▸ Goal: Retype the complete listing exactly as it appears.

(Records that describe figures)

<<<<

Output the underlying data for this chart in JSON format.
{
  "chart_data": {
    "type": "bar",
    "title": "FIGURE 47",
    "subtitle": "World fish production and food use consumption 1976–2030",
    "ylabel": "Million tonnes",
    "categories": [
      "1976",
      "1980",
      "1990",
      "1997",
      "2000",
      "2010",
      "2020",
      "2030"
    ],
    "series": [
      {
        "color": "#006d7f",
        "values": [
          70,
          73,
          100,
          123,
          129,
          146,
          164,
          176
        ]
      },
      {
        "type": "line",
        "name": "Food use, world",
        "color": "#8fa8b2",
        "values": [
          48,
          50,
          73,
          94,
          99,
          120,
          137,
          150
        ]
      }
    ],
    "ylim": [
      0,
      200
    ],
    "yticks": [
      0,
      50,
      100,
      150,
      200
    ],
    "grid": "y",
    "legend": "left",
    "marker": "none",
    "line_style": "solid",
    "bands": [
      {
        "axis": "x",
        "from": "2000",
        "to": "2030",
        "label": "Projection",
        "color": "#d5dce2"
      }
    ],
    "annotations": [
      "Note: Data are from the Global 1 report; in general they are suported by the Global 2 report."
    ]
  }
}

>>>>

▸ Solved problem:
Output the underlying data for this chart in JSON format.
{
  "chart_data": {
    "type": "bar",
    "title": "FIGURE 47",
    "subtitle": "World fish production and food use consumption 1976–2030",
    "ylabel": "Million tonnes",
    "categories": [
      "1976",
      "1980",
      "1990",
      "1997",
      "2000",
      "2010",
      "2020",
      "2030"
    ],
    "series": [
      {
        "color": "#006d7f",
        "values": [
          70,
          73,
          100,
          123,
          129,
          146,
          164,
          176
        ]
      },
      {
        "type": "line",
        "name": "Food use, world",
        "color": "#8fa8b2",
        "values": [
          48,
          50,
          73,
          94,
          99,
          120,
          137,
          150
        ]
      }
    ],
    "ylim": [
      0,
      200
    ],
    "yticks": [
      0,
      50,
      100,
      150,
      200
    ],
    "grid": "y",
    "legend": "left",
    "marker": "none",
    "line_style": "solid",
    "bands": [
      {
        "axis": "x",
        "from": "2000",
        "to": "2030",
        "label": "Projection",
        "color": "#d5dce2"
      }
    ],
    "annotations": [
      "Note: Data are from the Global 1 report; in general they are suported by the Global 2 report."
    ]
  }
}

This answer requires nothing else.